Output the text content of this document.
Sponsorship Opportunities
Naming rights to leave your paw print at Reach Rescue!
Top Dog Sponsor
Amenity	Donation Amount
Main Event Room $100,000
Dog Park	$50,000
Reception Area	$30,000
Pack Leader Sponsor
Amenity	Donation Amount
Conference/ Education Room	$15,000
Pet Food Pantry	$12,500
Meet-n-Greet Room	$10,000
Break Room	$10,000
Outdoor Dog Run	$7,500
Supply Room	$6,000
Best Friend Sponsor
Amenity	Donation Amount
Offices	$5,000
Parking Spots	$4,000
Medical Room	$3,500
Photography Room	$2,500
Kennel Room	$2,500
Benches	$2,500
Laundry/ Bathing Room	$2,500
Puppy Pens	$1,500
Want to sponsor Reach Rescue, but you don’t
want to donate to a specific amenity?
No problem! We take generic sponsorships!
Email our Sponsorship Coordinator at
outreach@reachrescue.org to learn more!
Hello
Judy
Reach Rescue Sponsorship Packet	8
★ ★ ★ ★ ★ ★ ★
Given instruction =>
Transcribe each entry exactly.

Response =>
Output the text content of this document.
Sponsorship Opportunities
Naming rights to leave your paw print at Reach Rescue!
Top Dog Sponsor
Amenity	Donation Amount
Main Event Room $100,000
Dog Park	$50,000
Reception Area	$30,000
Pack Leader Sponsor
Amenity	Donation Amount
Conference/ Education Room	$15,000
Pet Food Pantry	$12,500
Meet-n-Greet Room	$10,000
Break Room	$10,000
Outdoor Dog Run	$7,500
Supply Room	$6,000
Best Friend Sponsor
Amenity	Donation Amount
Offices	$5,000
Parking Spots	$4,000
Medical Room	$3,500
Photography Room	$2,500
Kennel Room	$2,500
Benches	$2,500
Laundry/ Bathing Room	$2,500
Puppy Pens	$1,500
Want to sponsor Reach Rescue, but you don’t
want to donate to a specific amenity?
No problem! We take generic sponsorships!
Email our Sponsorship Coordinator at
outreach@reachrescue.org to learn more!
Hello
Judy
Reach Rescue Sponsorship Packet	8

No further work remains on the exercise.